*Task requirements:* Go through the data below and gather each line containing "alakulása".

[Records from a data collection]
[start]
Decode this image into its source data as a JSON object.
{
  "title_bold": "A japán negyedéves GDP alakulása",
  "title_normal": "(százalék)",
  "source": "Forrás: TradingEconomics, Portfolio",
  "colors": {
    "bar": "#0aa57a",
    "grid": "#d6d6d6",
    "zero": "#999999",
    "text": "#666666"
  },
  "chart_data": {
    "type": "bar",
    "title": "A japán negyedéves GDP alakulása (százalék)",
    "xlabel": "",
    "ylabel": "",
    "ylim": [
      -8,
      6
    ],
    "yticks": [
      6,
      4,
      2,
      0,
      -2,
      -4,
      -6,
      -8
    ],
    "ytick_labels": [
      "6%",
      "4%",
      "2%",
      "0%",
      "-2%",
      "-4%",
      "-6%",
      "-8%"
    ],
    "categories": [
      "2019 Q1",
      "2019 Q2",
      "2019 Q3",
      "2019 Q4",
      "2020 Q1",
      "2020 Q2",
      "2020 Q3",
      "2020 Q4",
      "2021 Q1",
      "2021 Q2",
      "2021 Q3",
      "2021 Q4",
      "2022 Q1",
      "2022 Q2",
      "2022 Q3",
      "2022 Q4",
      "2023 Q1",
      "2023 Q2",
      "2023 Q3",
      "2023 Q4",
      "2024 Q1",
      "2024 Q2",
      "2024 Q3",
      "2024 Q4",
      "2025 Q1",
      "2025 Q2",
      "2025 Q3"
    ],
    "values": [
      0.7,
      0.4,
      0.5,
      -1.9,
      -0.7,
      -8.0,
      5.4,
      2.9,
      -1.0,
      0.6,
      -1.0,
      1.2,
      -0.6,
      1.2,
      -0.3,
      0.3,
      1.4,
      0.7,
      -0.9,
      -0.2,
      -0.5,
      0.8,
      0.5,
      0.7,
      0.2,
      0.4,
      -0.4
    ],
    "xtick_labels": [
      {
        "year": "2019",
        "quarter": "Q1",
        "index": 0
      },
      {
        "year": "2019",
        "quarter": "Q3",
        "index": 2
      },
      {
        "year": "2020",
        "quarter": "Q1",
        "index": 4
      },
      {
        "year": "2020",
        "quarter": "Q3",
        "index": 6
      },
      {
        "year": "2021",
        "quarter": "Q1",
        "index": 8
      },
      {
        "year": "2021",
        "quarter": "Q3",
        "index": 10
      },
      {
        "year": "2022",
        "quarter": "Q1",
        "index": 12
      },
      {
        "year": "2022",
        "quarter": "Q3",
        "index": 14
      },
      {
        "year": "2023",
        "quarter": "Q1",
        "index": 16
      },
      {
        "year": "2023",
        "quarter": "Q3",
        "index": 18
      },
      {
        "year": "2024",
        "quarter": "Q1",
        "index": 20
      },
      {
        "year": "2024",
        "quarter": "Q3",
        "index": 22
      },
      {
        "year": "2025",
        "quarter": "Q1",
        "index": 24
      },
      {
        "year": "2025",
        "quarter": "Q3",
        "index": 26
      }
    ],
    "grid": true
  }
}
[end]
*Problem solution:*
  "title_bold": "A japán negyedéves GDP alakulása",
    "title": "A japán negyedéves GDP alakulása (százalék)",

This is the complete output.